(Dataset records on visual material)
....

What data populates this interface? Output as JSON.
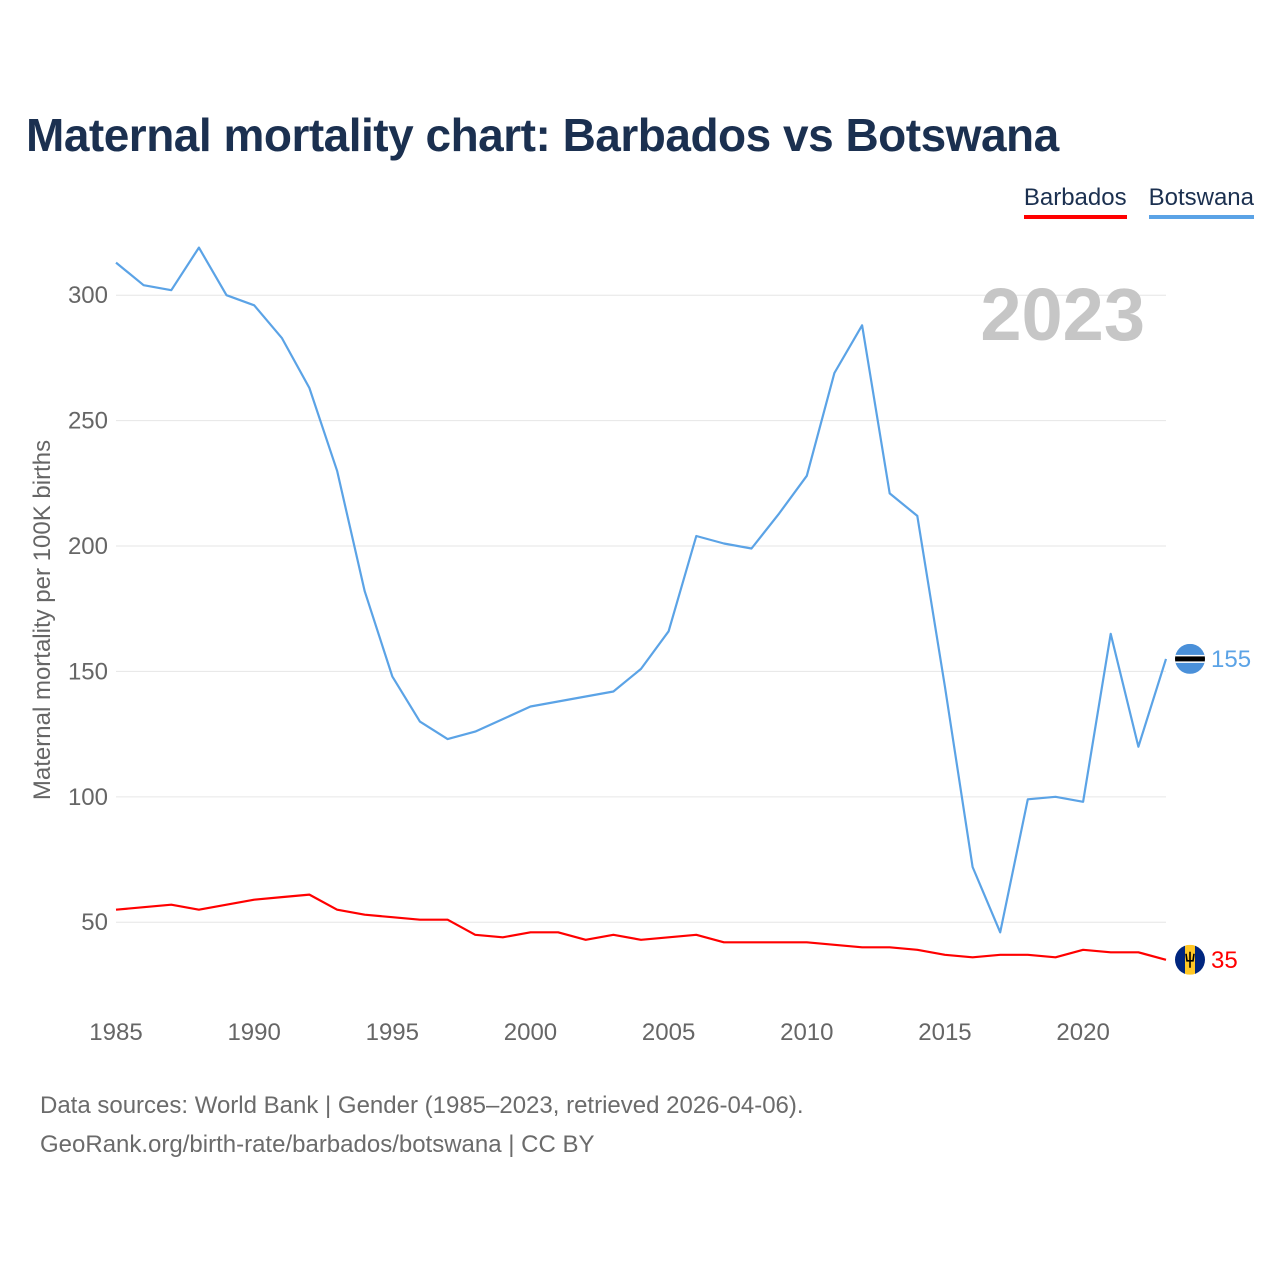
{
  "title": "Maternal mortality chart: Barbados vs Botswana",
  "legend": [
    {
      "label": "Barbados",
      "color": "#ff0000"
    },
    {
      "label": "Botswana",
      "color": "#5ba3e6"
    }
  ],
  "year_overlay": "2023",
  "footer": {
    "line1": "Data sources: World Bank | Gender (1985–2023, retrieved 2026-04-06).",
    "line2": "GeoRank.org/birth-rate/barbados/botswana | CC BY"
  },
  "chart_data": {
    "type": "line",
    "title": "Maternal mortality chart: Barbados vs Botswana",
    "xlabel": "",
    "ylabel": "Maternal mortality per 100K births",
    "x": [
      1985,
      1986,
      1987,
      1988,
      1989,
      1990,
      1991,
      1992,
      1993,
      1994,
      1995,
      1996,
      1997,
      1998,
      1999,
      2000,
      2001,
      2002,
      2003,
      2004,
      2005,
      2006,
      2007,
      2008,
      2009,
      2010,
      2011,
      2012,
      2013,
      2014,
      2015,
      2016,
      2017,
      2018,
      2019,
      2020,
      2021,
      2022,
      2023
    ],
    "xlim": [
      1985,
      2023
    ],
    "ylim": [
      15,
      330
    ],
    "xticks": [
      "1985",
      "1990",
      "1995",
      "2000",
      "2005",
      "2010",
      "2015",
      "2020"
    ],
    "yticks": [
      "50",
      "100",
      "150",
      "200",
      "250",
      "300"
    ],
    "grid": true,
    "legend_position": "top-right",
    "series": [
      {
        "name": "Barbados",
        "color": "#ff0000",
        "end_label": "35",
        "values": [
          55,
          56,
          57,
          55,
          57,
          59,
          60,
          61,
          55,
          53,
          52,
          51,
          51,
          45,
          44,
          46,
          46,
          43,
          45,
          43,
          44,
          45,
          42,
          42,
          42,
          42,
          41,
          40,
          40,
          39,
          37,
          36,
          37,
          37,
          36,
          39,
          38,
          38,
          35
        ]
      },
      {
        "name": "Botswana",
        "color": "#5ba3e6",
        "end_label": "155",
        "values": [
          313,
          304,
          302,
          319,
          300,
          296,
          283,
          263,
          230,
          182,
          148,
          130,
          123,
          126,
          131,
          136,
          138,
          140,
          142,
          151,
          166,
          204,
          201,
          199,
          213,
          228,
          269,
          288,
          221,
          212,
          144,
          72,
          46,
          99,
          100,
          98,
          165,
          120,
          155
        ]
      }
    ]
  }
}
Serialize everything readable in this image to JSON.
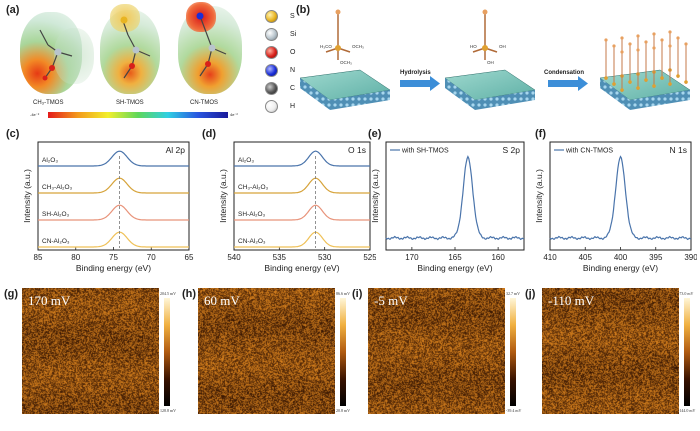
{
  "panels": {
    "a": "(a)",
    "b": "(b)",
    "c": "(c)",
    "d": "(d)",
    "e": "(e)",
    "f": "(f)",
    "g": "(g)",
    "h": "(h)",
    "i": "(i)",
    "j": "(j)"
  },
  "a": {
    "molecules": [
      "CH₃-TMOS",
      "SH-TMOS",
      "CN-TMOS"
    ],
    "scale_min": "-4e⁻²",
    "scale_max": "4e⁻²",
    "legend": [
      {
        "symbol": "S",
        "color": "#e8b422"
      },
      {
        "symbol": "Si",
        "color": "#b8c4cc"
      },
      {
        "symbol": "O",
        "color": "#d8201a"
      },
      {
        "symbol": "N",
        "color": "#1a2ed8"
      },
      {
        "symbol": "C",
        "color": "#555555"
      },
      {
        "symbol": "H",
        "color": "#f4f4f4"
      }
    ]
  },
  "b": {
    "arrow1": "Hydrolysis",
    "arrow2": "Condensation",
    "mol_left": [
      "H₃CO",
      "OCH₃",
      "OCH₃"
    ],
    "mol_mid": [
      "HO",
      "OH",
      "OH"
    ]
  },
  "chart_data": [
    {
      "id": "c",
      "type": "line",
      "title": "Al 2p",
      "xlabel": "Binding energy (eV)",
      "ylabel": "Intensity (a.u.)",
      "xlim": [
        85,
        65
      ],
      "xticks": [
        "85",
        "80",
        "75",
        "70",
        "65"
      ],
      "peak": 74.2,
      "series": [
        {
          "name": "Al₂O₃",
          "color": "#4a74ab"
        },
        {
          "name": "CH₃-Al₂O₃",
          "color": "#d6a33a"
        },
        {
          "name": "SH-Al₂O₃",
          "color": "#e8937a"
        },
        {
          "name": "CN-Al₂O₃",
          "color": "#efc158"
        }
      ]
    },
    {
      "id": "d",
      "type": "line",
      "title": "O 1s",
      "xlabel": "Binding energy (eV)",
      "ylabel": "Intensity (a.u.)",
      "xlim": [
        540,
        525
      ],
      "xticks": [
        "540",
        "535",
        "530",
        "525"
      ],
      "peak": 531,
      "series": [
        {
          "name": "Al₂O₃",
          "color": "#4a74ab"
        },
        {
          "name": "CH₃-Al₂O₃",
          "color": "#d6a33a"
        },
        {
          "name": "SH-Al₂O₃",
          "color": "#e8937a"
        },
        {
          "name": "CN-Al₂O₃",
          "color": "#efc158"
        }
      ]
    },
    {
      "id": "e",
      "type": "line",
      "title": "S 2p",
      "legend": "with SH-TMOS",
      "xlabel": "Binding energy (eV)",
      "ylabel": "Intensity (a.u.)",
      "xlim": [
        173,
        157
      ],
      "xticks": [
        "170",
        "165",
        "160"
      ],
      "peak": 163.5,
      "series": [
        {
          "name": "with SH-TMOS",
          "color": "#4a74ab"
        }
      ]
    },
    {
      "id": "f",
      "type": "line",
      "title": "N 1s",
      "legend": "with CN-TMOS",
      "xlabel": "Binding energy (eV)",
      "ylabel": "Intensity (a.u.)",
      "xlim": [
        410,
        390
      ],
      "xticks": [
        "410",
        "405",
        "400",
        "395",
        "390"
      ],
      "peak": 400,
      "series": [
        {
          "name": "with CN-TMOS",
          "color": "#4a74ab"
        }
      ]
    }
  ],
  "afm": [
    {
      "label": "170 mV",
      "max": "204.5 mV",
      "min": "128.8 mV"
    },
    {
      "label": "60 mV",
      "max": "86.6 mV",
      "min": "20.8 mV"
    },
    {
      "label": "-5 mV",
      "max": "32.7 mV",
      "min": "-39.4 mV"
    },
    {
      "label": "-110 mV",
      "max": "-73.0 mV",
      "min": "-144.0 mV"
    }
  ]
}
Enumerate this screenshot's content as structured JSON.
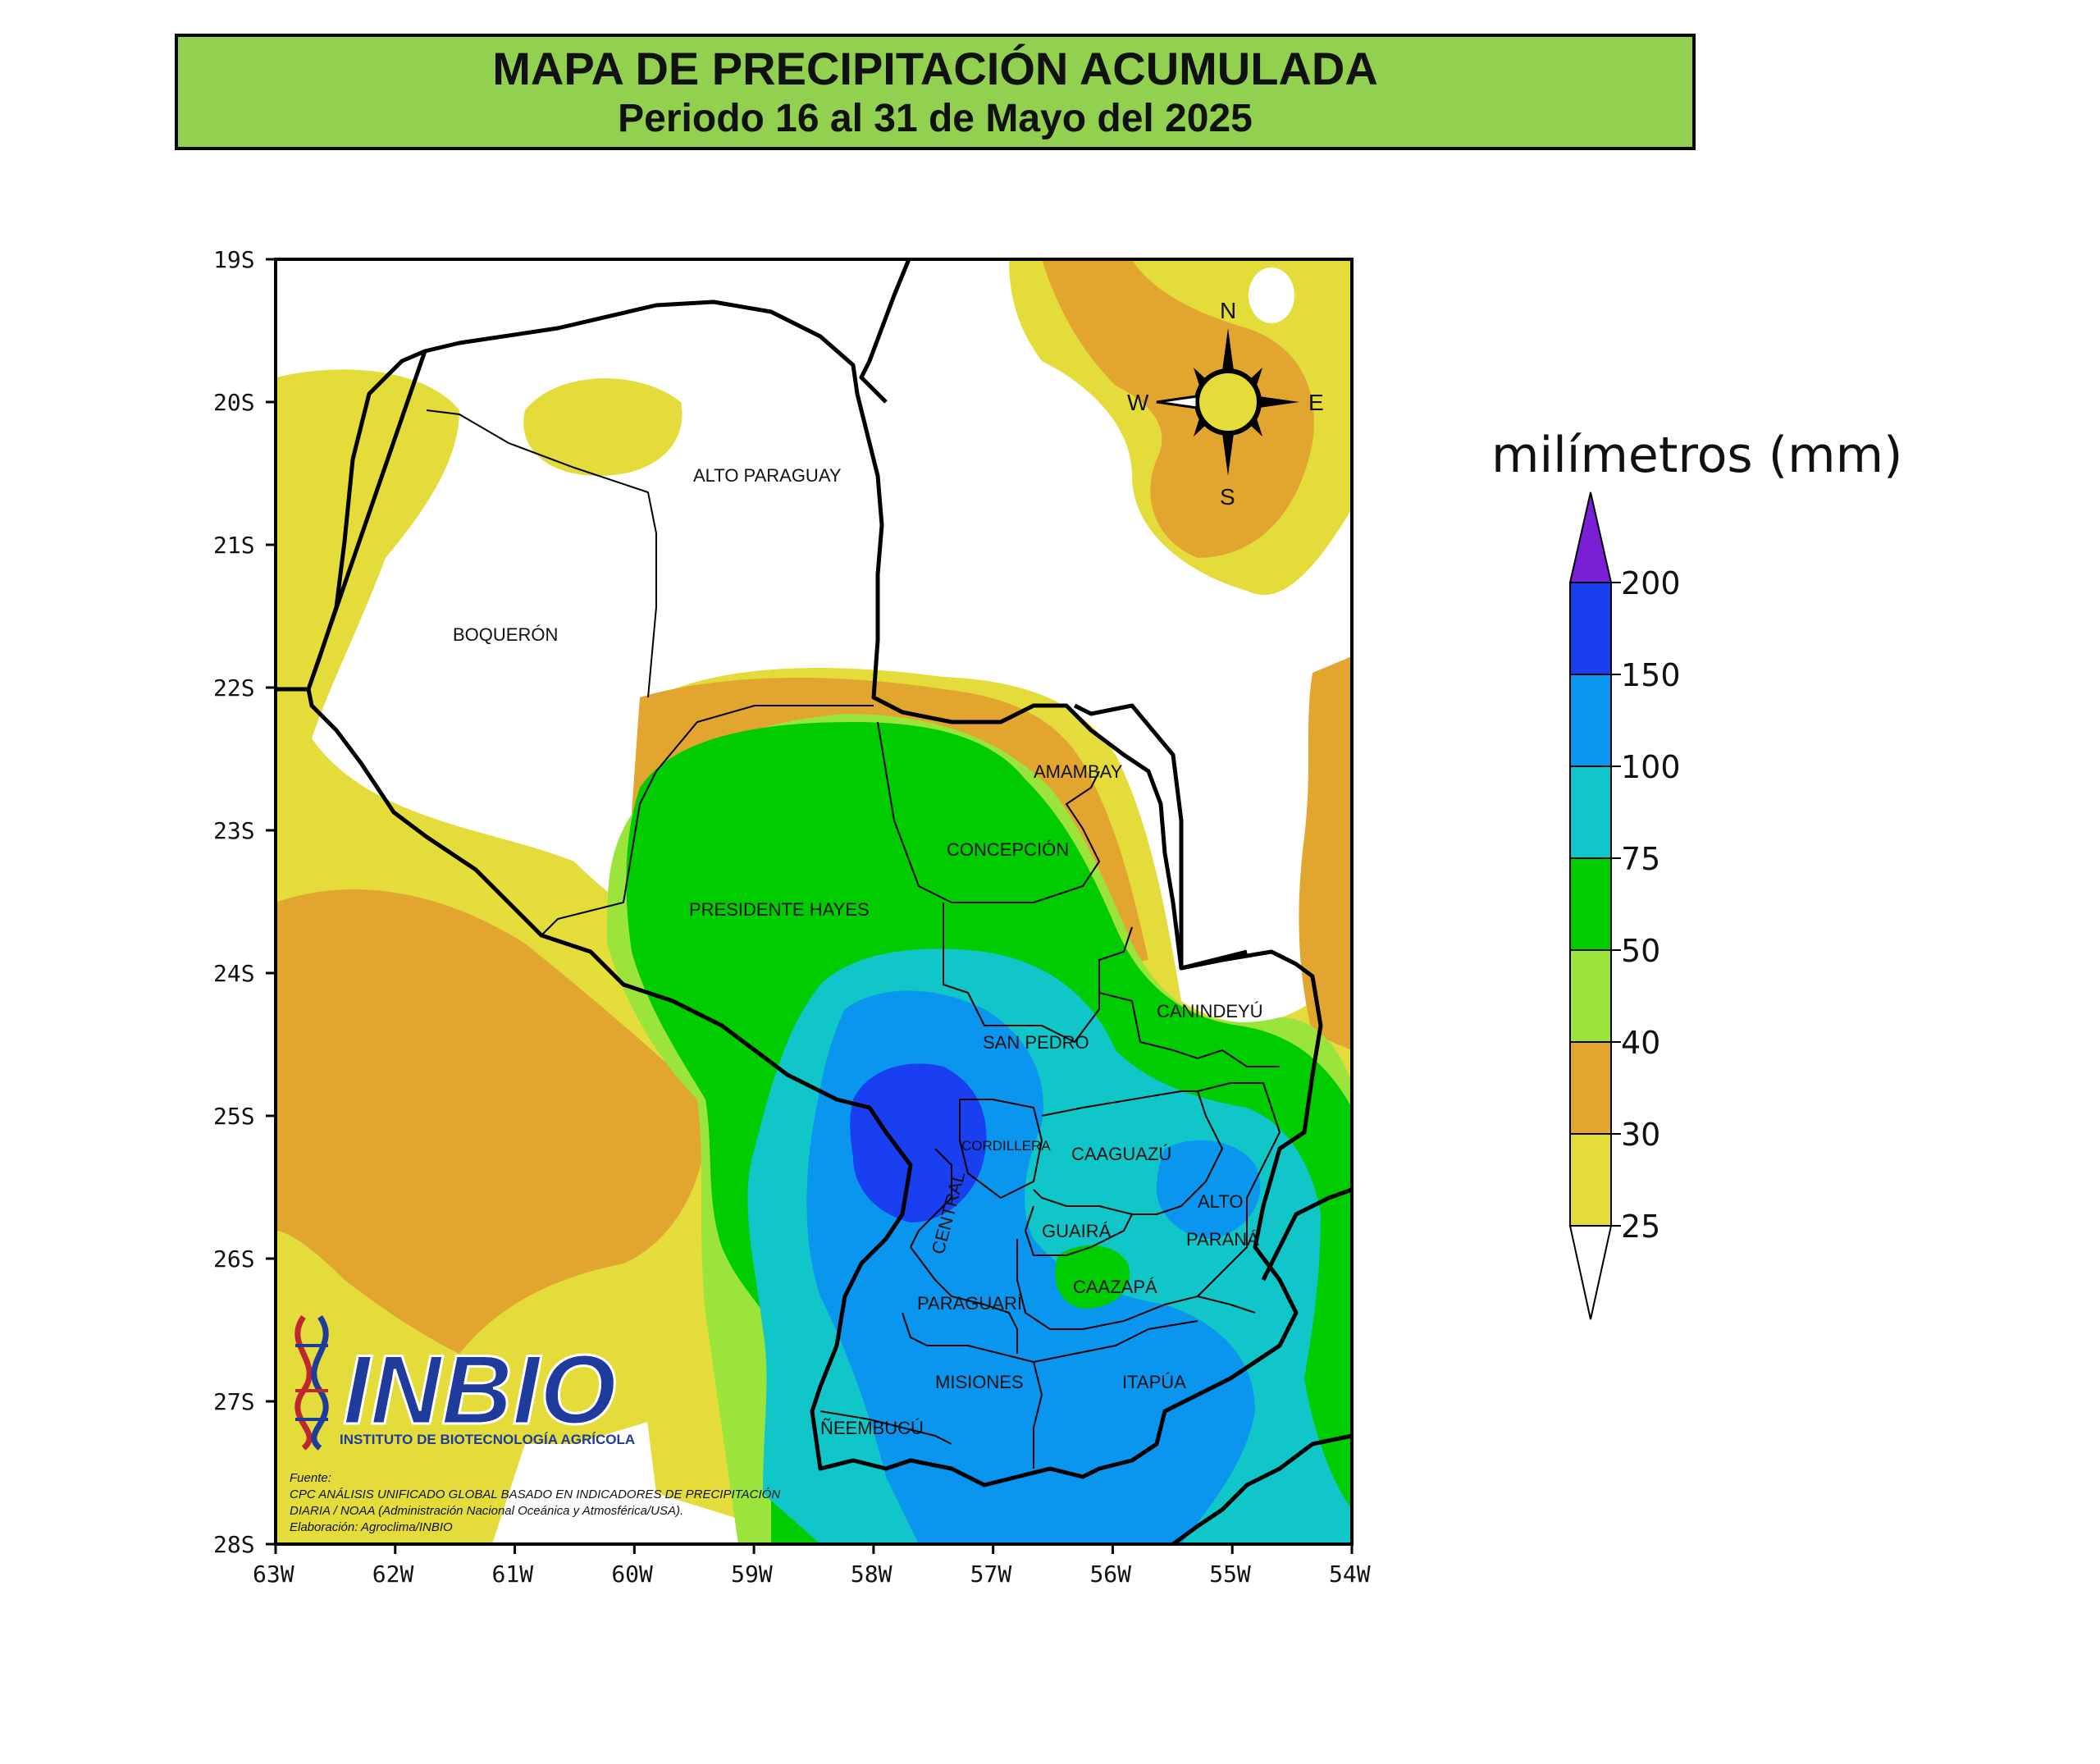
{
  "header": {
    "title": "MAPA DE PRECIPITACIÓN ACUMULADA",
    "subtitle": "Periodo 16 al 31 de Mayo del 2025"
  },
  "map": {
    "lat_ticks": [
      "19S",
      "20S",
      "21S",
      "22S",
      "23S",
      "24S",
      "25S",
      "26S",
      "27S",
      "28S"
    ],
    "lon_ticks": [
      "63W",
      "62W",
      "61W",
      "60W",
      "59W",
      "58W",
      "57W",
      "56W",
      "55W",
      "54W"
    ],
    "departments": {
      "alto_paraguay": "ALTO PARAGUAY",
      "boqueron": "BOQUERÓN",
      "amambay": "AMAMBAY",
      "concepcion": "CONCEPCIÓN",
      "presidente_hayes": "PRESIDENTE HAYES",
      "canindeyu": "CANINDEYÚ",
      "san_pedro": "SAN PEDRO",
      "cordillera": "CORDILLERA",
      "caaguazu": "CAAGUAZÚ",
      "alto_parana_1": "ALTO",
      "alto_parana_2": "PARANÁ",
      "central": "CENTRAL",
      "guaira": "GUAIRÁ",
      "caazapa": "CAAZAPÁ",
      "paraguari": "PARAGUARÍ",
      "misiones": "MISIONES",
      "itapua": "ITAPÚA",
      "neembucu": "ÑEEMBUCÚ"
    },
    "compass": {
      "n": "N",
      "s": "S",
      "e": "E",
      "w": "W"
    }
  },
  "legend": {
    "unit": "milímetros (mm)",
    "levels": [
      "200",
      "150",
      "100",
      "75",
      "50",
      "40",
      "30",
      "25"
    ],
    "colors": {
      "above_200": "#7a1fd6",
      "150_200": "#1a3ff0",
      "100_150": "#0a96ee",
      "75_100": "#10c6c8",
      "50_75": "#00cc00",
      "40_50": "#9ae43c",
      "30_40": "#e2a630",
      "25_30": "#e4dc3a",
      "below_25": "#ffffff"
    }
  },
  "logo": {
    "name": "INBIO",
    "subtitle": "INSTITUTO DE BIOTECNOLOGÍA AGRÍCOLA"
  },
  "source": {
    "line1": "Fuente:",
    "line2": "CPC ANÁLISIS UNIFICADO GLOBAL BASADO EN INDICADORES DE PRECIPITACIÓN",
    "line3": "DIARIA / NOAA (Administración Nacional Oceánica y Atmosférica/USA).",
    "line4": "Elaboración: Agroclima/INBIO"
  }
}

....

• Task requirements: Provide solely the number of lines in the data that include the word "subtitle".

• Answer for this exercise: 2